**Set problem:**
Lay out the lines of the records below as a JSON list of strings, one string per line and no blank lines. Begin at the first line and stop after the line that contains "- bar-value-label: 286588: [100, 195, 127, 203]".

**Available records:**
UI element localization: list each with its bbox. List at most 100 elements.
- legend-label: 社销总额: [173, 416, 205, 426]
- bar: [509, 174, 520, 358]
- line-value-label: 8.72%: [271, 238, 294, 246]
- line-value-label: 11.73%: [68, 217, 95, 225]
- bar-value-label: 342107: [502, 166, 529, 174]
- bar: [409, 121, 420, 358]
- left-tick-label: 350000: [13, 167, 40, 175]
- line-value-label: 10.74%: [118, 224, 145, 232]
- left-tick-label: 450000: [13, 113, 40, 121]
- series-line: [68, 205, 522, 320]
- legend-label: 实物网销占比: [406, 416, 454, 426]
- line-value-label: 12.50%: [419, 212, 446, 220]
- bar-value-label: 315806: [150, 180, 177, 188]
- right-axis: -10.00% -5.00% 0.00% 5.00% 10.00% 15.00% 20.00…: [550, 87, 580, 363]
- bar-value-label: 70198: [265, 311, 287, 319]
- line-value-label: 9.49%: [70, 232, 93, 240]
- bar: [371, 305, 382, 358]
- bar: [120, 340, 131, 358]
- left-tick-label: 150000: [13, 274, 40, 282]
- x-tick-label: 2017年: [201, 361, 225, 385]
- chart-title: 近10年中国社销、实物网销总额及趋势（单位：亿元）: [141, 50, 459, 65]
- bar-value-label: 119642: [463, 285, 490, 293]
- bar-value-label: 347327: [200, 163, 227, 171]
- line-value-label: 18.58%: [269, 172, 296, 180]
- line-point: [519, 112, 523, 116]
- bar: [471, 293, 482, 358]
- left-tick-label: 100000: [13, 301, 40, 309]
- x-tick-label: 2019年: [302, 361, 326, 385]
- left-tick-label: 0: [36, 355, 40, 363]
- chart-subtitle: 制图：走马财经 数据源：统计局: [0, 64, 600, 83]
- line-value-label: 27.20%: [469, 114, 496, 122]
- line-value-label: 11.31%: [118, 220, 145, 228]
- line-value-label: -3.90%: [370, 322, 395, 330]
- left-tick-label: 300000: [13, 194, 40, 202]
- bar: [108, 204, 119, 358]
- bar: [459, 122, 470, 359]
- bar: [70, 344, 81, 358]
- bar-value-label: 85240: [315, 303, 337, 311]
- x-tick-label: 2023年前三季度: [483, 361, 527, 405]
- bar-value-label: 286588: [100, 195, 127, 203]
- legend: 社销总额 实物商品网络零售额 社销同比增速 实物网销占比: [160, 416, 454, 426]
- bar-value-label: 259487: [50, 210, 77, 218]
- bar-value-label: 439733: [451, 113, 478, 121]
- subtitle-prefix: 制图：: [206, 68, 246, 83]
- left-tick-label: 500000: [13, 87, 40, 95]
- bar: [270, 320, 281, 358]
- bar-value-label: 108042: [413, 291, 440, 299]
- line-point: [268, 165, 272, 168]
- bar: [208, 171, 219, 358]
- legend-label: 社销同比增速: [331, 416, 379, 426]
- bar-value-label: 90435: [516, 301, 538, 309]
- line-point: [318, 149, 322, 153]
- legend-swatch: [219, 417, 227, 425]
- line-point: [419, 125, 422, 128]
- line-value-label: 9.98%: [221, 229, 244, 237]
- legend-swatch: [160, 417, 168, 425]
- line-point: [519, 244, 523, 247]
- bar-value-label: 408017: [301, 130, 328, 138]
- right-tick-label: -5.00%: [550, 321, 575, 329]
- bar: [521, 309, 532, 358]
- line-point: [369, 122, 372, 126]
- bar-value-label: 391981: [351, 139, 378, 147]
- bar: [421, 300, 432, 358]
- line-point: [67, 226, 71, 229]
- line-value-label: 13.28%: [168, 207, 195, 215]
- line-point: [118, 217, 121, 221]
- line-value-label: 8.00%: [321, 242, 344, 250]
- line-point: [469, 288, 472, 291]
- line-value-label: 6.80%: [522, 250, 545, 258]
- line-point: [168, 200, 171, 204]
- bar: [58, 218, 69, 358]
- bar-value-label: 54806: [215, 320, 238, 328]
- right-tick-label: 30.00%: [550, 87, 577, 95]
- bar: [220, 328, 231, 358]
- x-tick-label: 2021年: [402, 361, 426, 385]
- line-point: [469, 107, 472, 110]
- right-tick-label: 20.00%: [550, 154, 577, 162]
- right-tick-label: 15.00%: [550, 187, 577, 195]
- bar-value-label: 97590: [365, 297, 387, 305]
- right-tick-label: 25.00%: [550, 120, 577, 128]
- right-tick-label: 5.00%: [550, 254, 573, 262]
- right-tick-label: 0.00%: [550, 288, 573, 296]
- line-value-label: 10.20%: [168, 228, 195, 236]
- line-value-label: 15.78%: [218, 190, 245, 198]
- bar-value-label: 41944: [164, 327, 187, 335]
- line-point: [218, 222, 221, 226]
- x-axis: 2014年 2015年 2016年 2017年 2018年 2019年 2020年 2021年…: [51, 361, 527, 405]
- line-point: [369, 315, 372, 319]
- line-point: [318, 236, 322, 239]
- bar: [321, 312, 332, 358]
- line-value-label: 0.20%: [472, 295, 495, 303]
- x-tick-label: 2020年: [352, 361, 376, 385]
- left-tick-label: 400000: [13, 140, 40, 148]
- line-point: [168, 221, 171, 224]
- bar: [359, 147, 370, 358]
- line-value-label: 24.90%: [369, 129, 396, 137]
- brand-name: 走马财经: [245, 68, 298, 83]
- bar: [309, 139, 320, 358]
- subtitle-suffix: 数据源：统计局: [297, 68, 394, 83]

**Task solution:**
[
  "UI element localization: list each with its bbox. List at most 100 elements.",
  "- legend-label: 社销总额: [173, 416, 205, 426]",
  "- bar: [509, 174, 520, 358]",
  "- line-value-label: 8.72%: [271, 238, 294, 246]",
  "- line-value-label: 11.73%: [68, 217, 95, 225]",
  "- bar-value-label: 342107: [502, 166, 529, 174]",
  "- bar: [409, 121, 420, 358]",
  "- left-tick-label: 350000: [13, 167, 40, 175]",
  "- line-value-label: 10.74%: [118, 224, 145, 232]",
  "- left-tick-label: 450000: [13, 113, 40, 121]",
  "- series-line: [68, 205, 522, 320]",
  "- legend-label: 实物网销占比: [406, 416, 454, 426]",
  "- line-value-label: 12.50%: [419, 212, 446, 220]",
  "- bar-value-label: 315806: [150, 180, 177, 188]",
  "- right-axis: -10.00% -5.00% 0.00% 5.00% 10.00% 15.00% 20.00…: [550, 87, 580, 363]",
  "- bar-value-label: 70198: [265, 311, 287, 319]",
  "- line-value-label: 9.49%: [70, 232, 93, 240]",
  "- bar: [371, 305, 382, 358]",
  "- bar: [120, 340, 131, 358]",
  "- left-tick-label: 150000: [13, 274, 40, 282]",
  "- x-tick-label: 2017年: [201, 361, 225, 385]",
  "- chart-title: 近10年中国社销、实物网销总额及趋势（单位：亿元）: [141, 50, 459, 65]",
  "- bar-value-label: 119642: [463, 285, 490, 293]",
  "- bar-value-label: 347327: [200, 163, 227, 171]",
  "- line-value-label: 18.58%: [269, 172, 296, 180]",
  "- line-point: [519, 112, 523, 116]",
  "- bar: [471, 293, 482, 358]",
  "- left-tick-label: 100000: [13, 301, 40, 309]",
  "- x-tick-label: 2019年: [302, 361, 326, 385]",
  "- left-tick-label: 0: [36, 355, 40, 363]",
  "- chart-subtitle: 制图：走马财经 数据源：统计局: [0, 64, 600, 83]",
  "- line-value-label: 27.20%: [469, 114, 496, 122]",
  "- line-value-label: 11.31%: [118, 220, 145, 228]",
  "- line-value-label: -3.90%: [370, 322, 395, 330]",
  "- left-tick-label: 300000: [13, 194, 40, 202]",
  "- bar: [108, 204, 119, 358]",
  "- bar: [459, 122, 470, 359]",
  "- bar: [70, 344, 81, 358]",
  "- bar-value-label: 85240: [315, 303, 337, 311]",
  "- x-tick-label: 2023年前三季度: [483, 361, 527, 405]",
  "- bar-value-label: 286588: [100, 195, 127, 203]"
]